### Exercise
Repeat the listing in full. Nothing may be added or left out.

Figure dataset records
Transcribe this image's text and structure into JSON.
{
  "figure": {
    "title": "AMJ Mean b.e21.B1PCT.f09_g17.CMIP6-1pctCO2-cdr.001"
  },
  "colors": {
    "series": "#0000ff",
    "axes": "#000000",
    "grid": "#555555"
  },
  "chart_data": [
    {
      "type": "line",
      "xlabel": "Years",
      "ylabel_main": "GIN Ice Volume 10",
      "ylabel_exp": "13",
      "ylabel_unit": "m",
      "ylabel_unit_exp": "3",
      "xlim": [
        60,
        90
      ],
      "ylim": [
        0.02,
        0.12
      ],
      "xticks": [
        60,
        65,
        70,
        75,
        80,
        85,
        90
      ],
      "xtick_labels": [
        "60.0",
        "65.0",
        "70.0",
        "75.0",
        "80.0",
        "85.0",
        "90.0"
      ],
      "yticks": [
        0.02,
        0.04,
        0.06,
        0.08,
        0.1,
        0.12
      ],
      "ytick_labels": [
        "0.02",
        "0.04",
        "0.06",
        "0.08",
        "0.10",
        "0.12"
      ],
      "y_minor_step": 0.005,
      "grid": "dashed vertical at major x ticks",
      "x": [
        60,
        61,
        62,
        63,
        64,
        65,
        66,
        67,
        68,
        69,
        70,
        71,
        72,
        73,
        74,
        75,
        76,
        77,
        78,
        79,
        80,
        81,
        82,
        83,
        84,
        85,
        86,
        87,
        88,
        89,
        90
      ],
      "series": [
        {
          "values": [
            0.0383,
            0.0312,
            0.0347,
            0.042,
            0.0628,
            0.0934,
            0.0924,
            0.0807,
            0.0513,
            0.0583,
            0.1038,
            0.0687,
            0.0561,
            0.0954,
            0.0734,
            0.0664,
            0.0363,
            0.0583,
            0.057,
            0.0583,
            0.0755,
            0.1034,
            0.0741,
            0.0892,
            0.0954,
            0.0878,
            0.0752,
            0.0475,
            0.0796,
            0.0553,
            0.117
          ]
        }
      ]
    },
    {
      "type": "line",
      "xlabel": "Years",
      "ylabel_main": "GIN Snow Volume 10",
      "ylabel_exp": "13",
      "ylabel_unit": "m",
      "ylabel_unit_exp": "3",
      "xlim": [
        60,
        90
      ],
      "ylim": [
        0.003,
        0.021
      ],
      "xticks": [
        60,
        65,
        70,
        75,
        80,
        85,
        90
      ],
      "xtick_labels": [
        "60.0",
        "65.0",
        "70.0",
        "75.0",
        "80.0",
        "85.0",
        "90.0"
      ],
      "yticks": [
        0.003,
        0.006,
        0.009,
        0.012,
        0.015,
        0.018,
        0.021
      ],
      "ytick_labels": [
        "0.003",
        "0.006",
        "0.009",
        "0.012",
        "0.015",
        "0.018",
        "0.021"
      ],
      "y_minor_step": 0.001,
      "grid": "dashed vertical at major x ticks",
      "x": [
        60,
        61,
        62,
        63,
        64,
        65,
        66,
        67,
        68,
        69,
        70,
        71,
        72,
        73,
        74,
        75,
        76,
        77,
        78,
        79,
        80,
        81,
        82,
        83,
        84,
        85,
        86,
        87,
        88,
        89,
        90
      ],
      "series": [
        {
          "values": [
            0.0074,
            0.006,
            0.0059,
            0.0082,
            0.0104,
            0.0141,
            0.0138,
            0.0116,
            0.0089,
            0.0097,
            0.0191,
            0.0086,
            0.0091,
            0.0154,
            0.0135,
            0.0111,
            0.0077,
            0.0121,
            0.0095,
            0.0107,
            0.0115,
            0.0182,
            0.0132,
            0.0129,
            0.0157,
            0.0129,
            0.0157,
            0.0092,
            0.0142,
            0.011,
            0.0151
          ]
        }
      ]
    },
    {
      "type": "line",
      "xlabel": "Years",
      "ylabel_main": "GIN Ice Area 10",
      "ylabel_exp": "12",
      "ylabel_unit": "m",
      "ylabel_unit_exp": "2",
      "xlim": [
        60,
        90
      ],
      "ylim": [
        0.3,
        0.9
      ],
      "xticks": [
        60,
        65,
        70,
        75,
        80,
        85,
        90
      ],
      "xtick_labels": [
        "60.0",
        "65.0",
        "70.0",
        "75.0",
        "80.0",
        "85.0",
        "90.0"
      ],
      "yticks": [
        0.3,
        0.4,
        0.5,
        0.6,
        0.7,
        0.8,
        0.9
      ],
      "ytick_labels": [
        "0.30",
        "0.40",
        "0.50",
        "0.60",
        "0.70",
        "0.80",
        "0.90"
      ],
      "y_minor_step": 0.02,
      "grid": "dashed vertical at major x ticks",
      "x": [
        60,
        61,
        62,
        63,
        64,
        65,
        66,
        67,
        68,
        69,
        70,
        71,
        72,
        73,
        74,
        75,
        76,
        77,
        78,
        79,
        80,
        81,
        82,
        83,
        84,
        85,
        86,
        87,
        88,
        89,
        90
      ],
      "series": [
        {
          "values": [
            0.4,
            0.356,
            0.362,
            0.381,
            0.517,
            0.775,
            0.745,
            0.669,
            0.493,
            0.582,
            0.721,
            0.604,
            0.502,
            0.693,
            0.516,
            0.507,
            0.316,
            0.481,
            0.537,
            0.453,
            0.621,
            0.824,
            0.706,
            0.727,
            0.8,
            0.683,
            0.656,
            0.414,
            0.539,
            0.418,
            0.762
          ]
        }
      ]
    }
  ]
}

### Task result
Transcribe this image's text and structure into JSON.
{
  "figure": {
    "title": "AMJ Mean b.e21.B1PCT.f09_g17.CMIP6-1pctCO2-cdr.001"
  },
  "colors": {
    "series": "#0000ff",
    "axes": "#000000",
    "grid": "#555555"
  },
  "chart_data": [
    {
      "type": "line",
      "xlabel": "Years",
      "ylabel_main": "GIN Ice Volume 10",
      "ylabel_exp": "13",
      "ylabel_unit": "m",
      "ylabel_unit_exp": "3",
      "xlim": [
        60,
        90
      ],
      "ylim": [
        0.02,
        0.12
      ],
      "xticks": [
        60,
        65,
        70,
        75,
        80,
        85,
        90
      ],
      "xtick_labels": [
        "60.0",
        "65.0",
        "70.0",
        "75.0",
        "80.0",
        "85.0",
        "90.0"
      ],
      "yticks": [
        0.02,
        0.04,
        0.06,
        0.08,
        0.1,
        0.12
      ],
      "ytick_labels": [
        "0.02",
        "0.04",
        "0.06",
        "0.08",
        "0.10",
        "0.12"
      ],
      "y_minor_step": 0.005,
      "grid": "dashed vertical at major x ticks",
      "x": [
        60,
        61,
        62,
        63,
        64,
        65,
        66,
        67,
        68,
        69,
        70,
        71,
        72,
        73,
        74,
        75,
        76,
        77,
        78,
        79,
        80,
        81,
        82,
        83,
        84,
        85,
        86,
        87,
        88,
        89,
        90
      ],
      "series": [
        {
          "values": [
            0.0383,
            0.0312,
            0.0347,
            0.042,
            0.0628,
            0.0934,
            0.0924,
            0.0807,
            0.0513,
            0.0583,
            0.1038,
            0.0687,
            0.0561,
            0.0954,
            0.0734,
            0.0664,
            0.0363,
            0.0583,
            0.057,
            0.0583,
            0.0755,
            0.1034,
            0.0741,
            0.0892,
            0.0954,
            0.0878,
            0.0752,
            0.0475,
            0.0796,
            0.0553,
            0.117
          ]
        }
      ]
    },
    {
      "type": "line",
      "xlabel": "Years",
      "ylabel_main": "GIN Snow Volume 10",
      "ylabel_exp": "13",
      "ylabel_unit": "m",
      "ylabel_unit_exp": "3",
      "xlim": [
        60,
        90
      ],
      "ylim": [
        0.003,
        0.021
      ],
      "xticks": [
        60,
        65,
        70,
        75,
        80,
        85,
        90
      ],
      "xtick_labels": [
        "60.0",
        "65.0",
        "70.0",
        "75.0",
        "80.0",
        "85.0",
        "90.0"
      ],
      "yticks": [
        0.003,
        0.006,
        0.009,
        0.012,
        0.015,
        0.018,
        0.021
      ],
      "ytick_labels": [
        "0.003",
        "0.006",
        "0.009",
        "0.012",
        "0.015",
        "0.018",
        "0.021"
      ],
      "y_minor_step": 0.001,
      "grid": "dashed vertical at major x ticks",
      "x": [
        60,
        61,
        62,
        63,
        64,
        65,
        66,
        67,
        68,
        69,
        70,
        71,
        72,
        73,
        74,
        75,
        76,
        77,
        78,
        79,
        80,
        81,
        82,
        83,
        84,
        85,
        86,
        87,
        88,
        89,
        90
      ],
      "series": [
        {
          "values": [
            0.0074,
            0.006,
            0.0059,
            0.0082,
            0.0104,
            0.0141,
            0.0138,
            0.0116,
            0.0089,
            0.0097,
            0.0191,
            0.0086,
            0.0091,
            0.0154,
            0.0135,
            0.0111,
            0.0077,
            0.0121,
            0.0095,
            0.0107,
            0.0115,
            0.0182,
            0.0132,
            0.0129,
            0.0157,
            0.0129,
            0.0157,
            0.0092,
            0.0142,
            0.011,
            0.0151
          ]
        }
      ]
    },
    {
      "type": "line",
      "xlabel": "Years",
      "ylabel_main": "GIN Ice Area 10",
      "ylabel_exp": "12",
      "ylabel_unit": "m",
      "ylabel_unit_exp": "2",
      "xlim": [
        60,
        90
      ],
      "ylim": [
        0.3,
        0.9
      ],
      "xticks": [
        60,
        65,
        70,
        75,
        80,
        85,
        90
      ],
      "xtick_labels": [
        "60.0",
        "65.0",
        "70.0",
        "75.0",
        "80.0",
        "85.0",
        "90.0"
      ],
      "yticks": [
        0.3,
        0.4,
        0.5,
        0.6,
        0.7,
        0.8,
        0.9
      ],
      "ytick_labels": [
        "0.30",
        "0.40",
        "0.50",
        "0.60",
        "0.70",
        "0.80",
        "0.90"
      ],
      "y_minor_step": 0.02,
      "grid": "dashed vertical at major x ticks",
      "x": [
        60,
        61,
        62,
        63,
        64,
        65,
        66,
        67,
        68,
        69,
        70,
        71,
        72,
        73,
        74,
        75,
        76,
        77,
        78,
        79,
        80,
        81,
        82,
        83,
        84,
        85,
        86,
        87,
        88,
        89,
        90
      ],
      "series": [
        {
          "values": [
            0.4,
            0.356,
            0.362,
            0.381,
            0.517,
            0.775,
            0.745,
            0.669,
            0.493,
            0.582,
            0.721,
            0.604,
            0.502,
            0.693,
            0.516,
            0.507,
            0.316,
            0.481,
            0.537,
            0.453,
            0.621,
            0.824,
            0.706,
            0.727,
            0.8,
            0.683,
            0.656,
            0.414,
            0.539,
            0.418,
            0.762
          ]
        }
      ]
    }
  ]
}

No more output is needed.